*SET PROBLEM*. Your task is to copy the listing exactly, with the pictures left out.

*WORKING DATA*.
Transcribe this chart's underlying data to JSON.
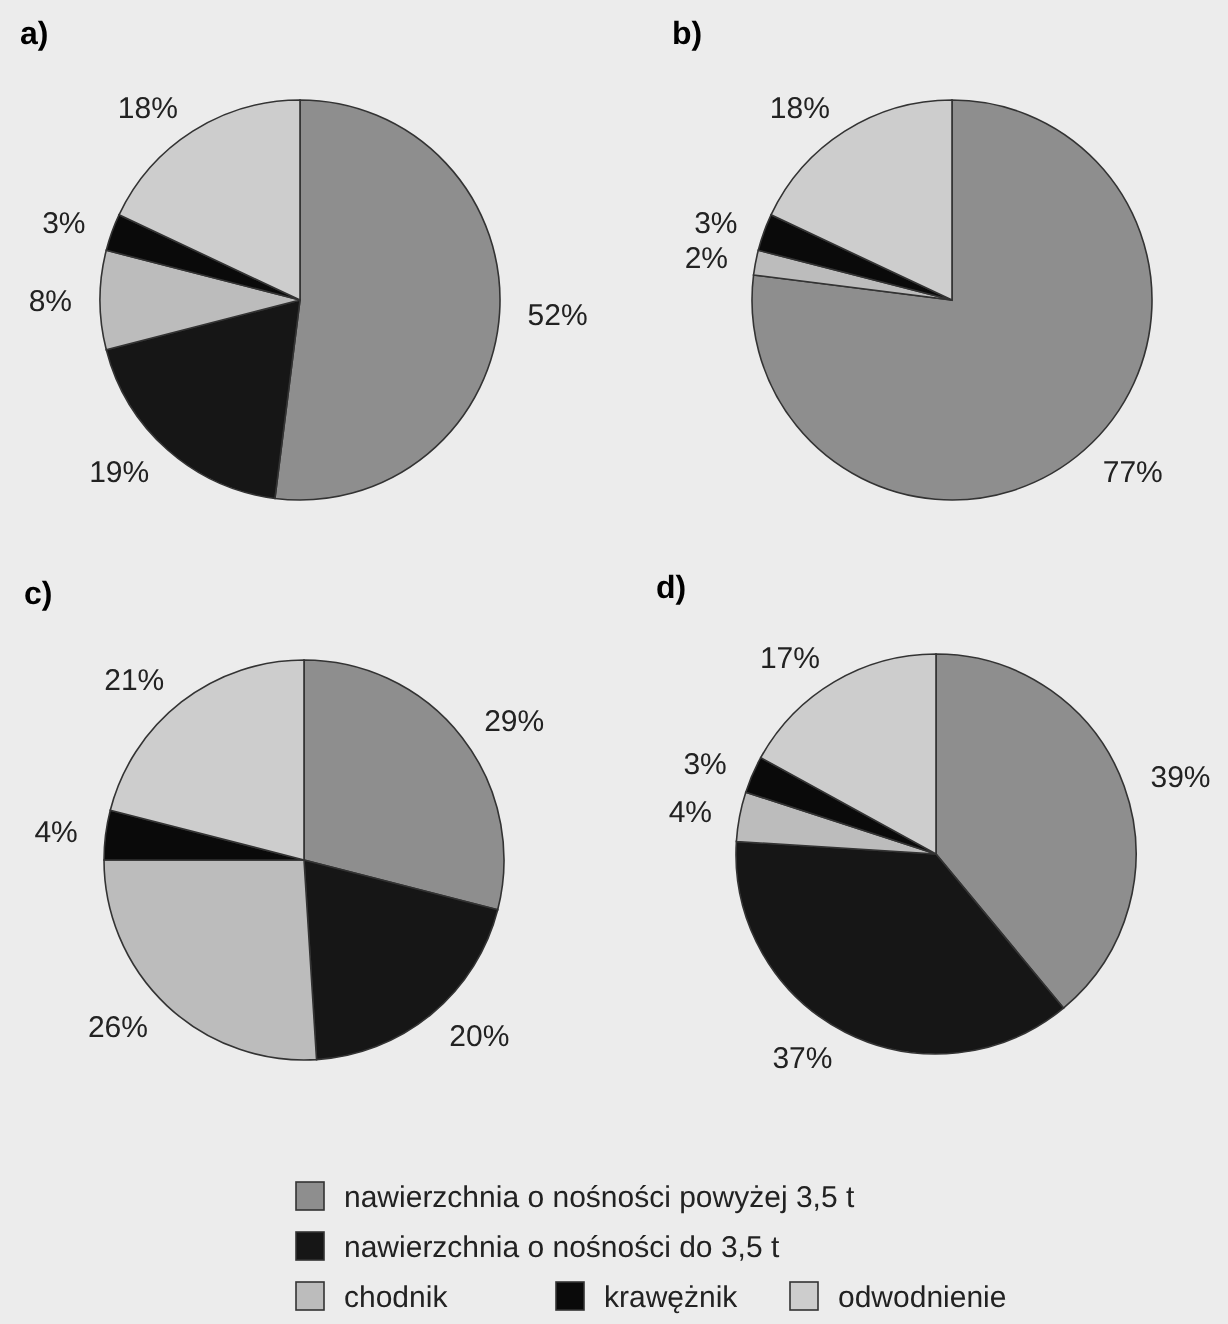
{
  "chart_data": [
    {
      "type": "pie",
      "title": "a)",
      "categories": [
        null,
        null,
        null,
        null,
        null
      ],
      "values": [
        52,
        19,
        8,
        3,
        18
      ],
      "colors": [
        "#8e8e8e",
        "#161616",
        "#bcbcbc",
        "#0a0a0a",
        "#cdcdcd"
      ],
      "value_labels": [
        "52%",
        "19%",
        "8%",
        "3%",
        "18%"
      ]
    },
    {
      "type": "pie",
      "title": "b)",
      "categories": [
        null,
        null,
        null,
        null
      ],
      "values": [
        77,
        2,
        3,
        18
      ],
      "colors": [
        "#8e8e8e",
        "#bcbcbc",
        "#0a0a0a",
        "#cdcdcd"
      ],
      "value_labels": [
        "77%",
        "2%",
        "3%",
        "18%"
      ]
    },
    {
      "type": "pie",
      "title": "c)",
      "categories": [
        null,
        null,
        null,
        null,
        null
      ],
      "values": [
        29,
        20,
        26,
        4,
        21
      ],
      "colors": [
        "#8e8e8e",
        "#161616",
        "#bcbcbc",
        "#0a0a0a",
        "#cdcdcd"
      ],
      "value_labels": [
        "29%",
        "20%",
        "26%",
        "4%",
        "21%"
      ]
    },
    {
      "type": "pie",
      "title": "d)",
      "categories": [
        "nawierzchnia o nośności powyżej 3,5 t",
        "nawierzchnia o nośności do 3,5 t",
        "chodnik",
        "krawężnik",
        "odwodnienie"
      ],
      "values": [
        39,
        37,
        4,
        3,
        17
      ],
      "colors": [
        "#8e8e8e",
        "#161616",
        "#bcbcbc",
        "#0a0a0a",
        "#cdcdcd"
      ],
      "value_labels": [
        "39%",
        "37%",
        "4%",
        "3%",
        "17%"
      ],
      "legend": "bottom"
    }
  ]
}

*IN RESPONSE*.
Transcribe this chart's underlying data to JSON.
{
  "chart_data": [
    {
      "type": "pie",
      "title": "a)",
      "categories": [
        null,
        null,
        null,
        null,
        null
      ],
      "values": [
        52,
        19,
        8,
        3,
        18
      ],
      "colors": [
        "#8e8e8e",
        "#161616",
        "#bcbcbc",
        "#0a0a0a",
        "#cdcdcd"
      ],
      "value_labels": [
        "52%",
        "19%",
        "8%",
        "3%",
        "18%"
      ]
    },
    {
      "type": "pie",
      "title": "b)",
      "categories": [
        null,
        null,
        null,
        null
      ],
      "values": [
        77,
        2,
        3,
        18
      ],
      "colors": [
        "#8e8e8e",
        "#bcbcbc",
        "#0a0a0a",
        "#cdcdcd"
      ],
      "value_labels": [
        "77%",
        "2%",
        "3%",
        "18%"
      ]
    },
    {
      "type": "pie",
      "title": "c)",
      "categories": [
        null,
        null,
        null,
        null,
        null
      ],
      "values": [
        29,
        20,
        26,
        4,
        21
      ],
      "colors": [
        "#8e8e8e",
        "#161616",
        "#bcbcbc",
        "#0a0a0a",
        "#cdcdcd"
      ],
      "value_labels": [
        "29%",
        "20%",
        "26%",
        "4%",
        "21%"
      ]
    },
    {
      "type": "pie",
      "title": "d)",
      "categories": [
        "nawierzchnia o nośności powyżej 3,5 t",
        "nawierzchnia o nośności do 3,5 t",
        "chodnik",
        "krawężnik",
        "odwodnienie"
      ],
      "values": [
        39,
        37,
        4,
        3,
        17
      ],
      "colors": [
        "#8e8e8e",
        "#161616",
        "#bcbcbc",
        "#0a0a0a",
        "#cdcdcd"
      ],
      "value_labels": [
        "39%",
        "37%",
        "4%",
        "3%",
        "17%"
      ],
      "legend": "bottom"
    }
  ]
}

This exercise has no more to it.